* What you have to do *
Report all lines from the entries below in which "Kindergarten" appears.
[Start Information given]
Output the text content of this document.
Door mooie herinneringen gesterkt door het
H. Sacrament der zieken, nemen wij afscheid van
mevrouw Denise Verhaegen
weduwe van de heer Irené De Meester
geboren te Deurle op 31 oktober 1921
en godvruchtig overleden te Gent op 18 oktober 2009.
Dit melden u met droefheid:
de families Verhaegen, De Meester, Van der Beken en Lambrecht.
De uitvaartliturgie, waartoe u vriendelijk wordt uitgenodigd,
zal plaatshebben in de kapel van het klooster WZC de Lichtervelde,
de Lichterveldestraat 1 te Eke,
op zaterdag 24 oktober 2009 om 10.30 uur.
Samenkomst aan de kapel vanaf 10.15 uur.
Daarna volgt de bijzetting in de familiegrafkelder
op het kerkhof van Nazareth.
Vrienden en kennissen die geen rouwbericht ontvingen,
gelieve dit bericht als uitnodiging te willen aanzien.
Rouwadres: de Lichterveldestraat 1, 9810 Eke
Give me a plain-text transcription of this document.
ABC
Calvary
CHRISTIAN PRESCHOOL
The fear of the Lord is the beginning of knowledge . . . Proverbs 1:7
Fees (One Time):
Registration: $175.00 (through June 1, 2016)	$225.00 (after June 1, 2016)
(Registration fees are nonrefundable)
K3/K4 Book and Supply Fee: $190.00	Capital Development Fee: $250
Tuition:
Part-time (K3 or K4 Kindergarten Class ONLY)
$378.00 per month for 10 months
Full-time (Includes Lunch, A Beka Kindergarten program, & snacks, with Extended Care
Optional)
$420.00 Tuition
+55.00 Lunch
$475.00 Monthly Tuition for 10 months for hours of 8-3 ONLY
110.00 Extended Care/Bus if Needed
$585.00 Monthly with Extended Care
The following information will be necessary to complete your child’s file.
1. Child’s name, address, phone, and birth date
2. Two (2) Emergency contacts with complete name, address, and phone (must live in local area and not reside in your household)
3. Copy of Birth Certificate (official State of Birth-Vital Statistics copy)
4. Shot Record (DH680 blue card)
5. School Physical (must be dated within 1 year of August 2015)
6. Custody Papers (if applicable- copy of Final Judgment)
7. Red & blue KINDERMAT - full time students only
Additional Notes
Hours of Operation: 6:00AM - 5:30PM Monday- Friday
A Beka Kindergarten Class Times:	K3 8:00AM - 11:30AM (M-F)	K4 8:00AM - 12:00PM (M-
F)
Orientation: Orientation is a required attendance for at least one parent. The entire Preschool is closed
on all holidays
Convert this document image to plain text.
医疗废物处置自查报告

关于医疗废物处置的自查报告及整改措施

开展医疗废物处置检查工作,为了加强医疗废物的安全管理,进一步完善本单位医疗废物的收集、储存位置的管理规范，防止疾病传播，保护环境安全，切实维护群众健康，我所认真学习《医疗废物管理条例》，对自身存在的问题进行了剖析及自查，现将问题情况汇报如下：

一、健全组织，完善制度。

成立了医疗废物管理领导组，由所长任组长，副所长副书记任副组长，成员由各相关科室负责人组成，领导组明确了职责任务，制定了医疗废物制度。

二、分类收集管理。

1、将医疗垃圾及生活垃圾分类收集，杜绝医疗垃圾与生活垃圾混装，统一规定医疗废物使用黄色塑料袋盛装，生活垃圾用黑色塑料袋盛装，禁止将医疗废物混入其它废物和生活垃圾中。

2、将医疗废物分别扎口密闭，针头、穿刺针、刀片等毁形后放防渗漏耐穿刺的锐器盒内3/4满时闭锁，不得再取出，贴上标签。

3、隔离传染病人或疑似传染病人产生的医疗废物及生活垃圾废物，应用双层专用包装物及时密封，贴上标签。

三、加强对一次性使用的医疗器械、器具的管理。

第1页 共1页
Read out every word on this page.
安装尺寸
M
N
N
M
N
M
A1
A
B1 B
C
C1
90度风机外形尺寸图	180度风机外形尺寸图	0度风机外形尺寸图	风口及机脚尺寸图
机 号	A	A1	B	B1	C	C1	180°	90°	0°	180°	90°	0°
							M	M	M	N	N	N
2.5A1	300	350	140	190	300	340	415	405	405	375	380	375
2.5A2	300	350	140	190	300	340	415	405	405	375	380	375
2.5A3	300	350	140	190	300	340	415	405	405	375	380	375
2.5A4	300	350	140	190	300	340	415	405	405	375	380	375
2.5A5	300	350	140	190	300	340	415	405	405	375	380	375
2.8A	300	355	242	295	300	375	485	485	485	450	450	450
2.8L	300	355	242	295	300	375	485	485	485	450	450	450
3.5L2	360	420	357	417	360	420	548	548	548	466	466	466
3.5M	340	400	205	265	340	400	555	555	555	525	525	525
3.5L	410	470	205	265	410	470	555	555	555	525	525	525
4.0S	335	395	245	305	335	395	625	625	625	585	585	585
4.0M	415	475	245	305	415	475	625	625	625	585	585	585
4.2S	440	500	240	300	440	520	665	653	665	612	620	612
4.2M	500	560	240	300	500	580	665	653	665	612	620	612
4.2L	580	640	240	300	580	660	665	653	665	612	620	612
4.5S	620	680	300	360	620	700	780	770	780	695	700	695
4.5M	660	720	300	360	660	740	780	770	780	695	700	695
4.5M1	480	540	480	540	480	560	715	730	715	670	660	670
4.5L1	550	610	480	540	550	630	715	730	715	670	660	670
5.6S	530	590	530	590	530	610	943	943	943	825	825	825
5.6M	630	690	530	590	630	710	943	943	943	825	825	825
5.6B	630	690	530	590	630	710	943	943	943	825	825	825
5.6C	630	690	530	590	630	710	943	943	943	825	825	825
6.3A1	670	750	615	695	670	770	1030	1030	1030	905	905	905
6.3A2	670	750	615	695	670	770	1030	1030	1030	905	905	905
[End Information given]
* Final result *
Part-time (K3 or K4 Kindergarten Class ONLY)
Full-time (Includes Lunch, A Beka Kindergarten program, & snacks, with Extended Care
A Beka Kindergarten Class Times:	K3 8:00AM - 11:30AM (M-F)	K4 8:00AM - 12:00PM (M-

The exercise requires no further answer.